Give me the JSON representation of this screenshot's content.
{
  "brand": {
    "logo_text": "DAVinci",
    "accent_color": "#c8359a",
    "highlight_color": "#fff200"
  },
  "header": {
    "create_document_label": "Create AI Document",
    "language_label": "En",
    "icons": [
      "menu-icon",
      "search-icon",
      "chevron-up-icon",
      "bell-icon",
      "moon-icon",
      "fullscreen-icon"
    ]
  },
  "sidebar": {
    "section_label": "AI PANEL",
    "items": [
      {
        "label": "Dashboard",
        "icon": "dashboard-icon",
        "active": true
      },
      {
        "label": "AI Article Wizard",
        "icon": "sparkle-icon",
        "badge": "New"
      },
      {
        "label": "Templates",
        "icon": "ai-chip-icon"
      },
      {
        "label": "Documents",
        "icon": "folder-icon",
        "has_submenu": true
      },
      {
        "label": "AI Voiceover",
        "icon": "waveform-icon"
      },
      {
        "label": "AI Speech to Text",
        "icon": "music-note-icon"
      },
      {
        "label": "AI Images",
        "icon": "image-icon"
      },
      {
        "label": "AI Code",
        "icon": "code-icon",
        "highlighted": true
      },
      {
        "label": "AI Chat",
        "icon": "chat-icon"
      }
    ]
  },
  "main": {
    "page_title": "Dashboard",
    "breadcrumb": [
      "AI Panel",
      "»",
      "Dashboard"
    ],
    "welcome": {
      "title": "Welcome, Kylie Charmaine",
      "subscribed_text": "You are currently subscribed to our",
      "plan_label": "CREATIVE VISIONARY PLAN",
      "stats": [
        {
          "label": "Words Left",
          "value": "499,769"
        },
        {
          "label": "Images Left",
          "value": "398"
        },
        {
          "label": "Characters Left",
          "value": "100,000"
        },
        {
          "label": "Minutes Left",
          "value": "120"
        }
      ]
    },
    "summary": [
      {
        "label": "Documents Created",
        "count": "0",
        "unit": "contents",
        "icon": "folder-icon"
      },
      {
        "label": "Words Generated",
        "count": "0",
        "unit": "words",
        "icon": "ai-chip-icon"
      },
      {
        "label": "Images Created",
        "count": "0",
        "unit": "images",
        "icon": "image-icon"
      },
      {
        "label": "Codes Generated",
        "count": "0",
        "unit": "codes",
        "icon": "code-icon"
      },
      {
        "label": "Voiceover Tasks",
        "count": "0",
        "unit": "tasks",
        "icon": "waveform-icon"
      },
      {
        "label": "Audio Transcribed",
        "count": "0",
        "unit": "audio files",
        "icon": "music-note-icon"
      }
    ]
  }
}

■ **Work instructions**
Copy out each line exactly as written.

■ **Output for this exercise**
Give me the JSON representation of this screenshot's content.
{
  "brand": {
    "logo_text": "DAVinci",
    "accent_color": "#c8359a",
    "highlight_color": "#fff200"
  },
  "header": {
    "create_document_label": "Create AI Document",
    "language_label": "En",
    "icons": [
      "menu-icon",
      "search-icon",
      "chevron-up-icon",
      "bell-icon",
      "moon-icon",
      "fullscreen-icon"
    ]
  },
  "sidebar": {
    "section_label": "AI PANEL",
    "items": [
      {
        "label": "Dashboard",
        "icon": "dashboard-icon",
        "active": true
      },
      {
        "label": "AI Article Wizard",
        "icon": "sparkle-icon",
        "badge": "New"
      },
      {
        "label": "Templates",
        "icon": "ai-chip-icon"
      },
      {
        "label": "Documents",
        "icon": "folder-icon",
        "has_submenu": true
      },
      {
        "label": "AI Voiceover",
        "icon": "waveform-icon"
      },
      {
        "label": "AI Speech to Text",
        "icon": "music-note-icon"
      },
      {
        "label": "AI Images",
        "icon": "image-icon"
      },
      {
        "label": "AI Code",
        "icon": "code-icon",
        "highlighted": true
      },
      {
        "label": "AI Chat",
        "icon": "chat-icon"
      }
    ]
  },
  "main": {
    "page_title": "Dashboard",
    "breadcrumb": [
      "AI Panel",
      "»",
      "Dashboard"
    ],
    "welcome": {
      "title": "Welcome, Kylie Charmaine",
      "subscribed_text": "You are currently subscribed to our",
      "plan_label": "CREATIVE VISIONARY PLAN",
      "stats": [
        {
          "label": "Words Left",
          "value": "499,769"
        },
        {
          "label": "Images Left",
          "value": "398"
        },
        {
          "label": "Characters Left",
          "value": "100,000"
        },
        {
          "label": "Minutes Left",
          "value": "120"
        }
      ]
    },
    "summary": [
      {
        "label": "Documents Created",
        "count": "0",
        "unit": "contents",
        "icon": "folder-icon"
      },
      {
        "label": "Words Generated",
        "count": "0",
        "unit": "words",
        "icon": "ai-chip-icon"
      },
      {
        "label": "Images Created",
        "count": "0",
        "unit": "images",
        "icon": "image-icon"
      },
      {
        "label": "Codes Generated",
        "count": "0",
        "unit": "codes",
        "icon": "code-icon"
      },
      {
        "label": "Voiceover Tasks",
        "count": "0",
        "unit": "tasks",
        "icon": "waveform-icon"
      },
      {
        "label": "Audio Transcribed",
        "count": "0",
        "unit": "audio files",
        "icon": "music-note-icon"
      }
    ]
  }
}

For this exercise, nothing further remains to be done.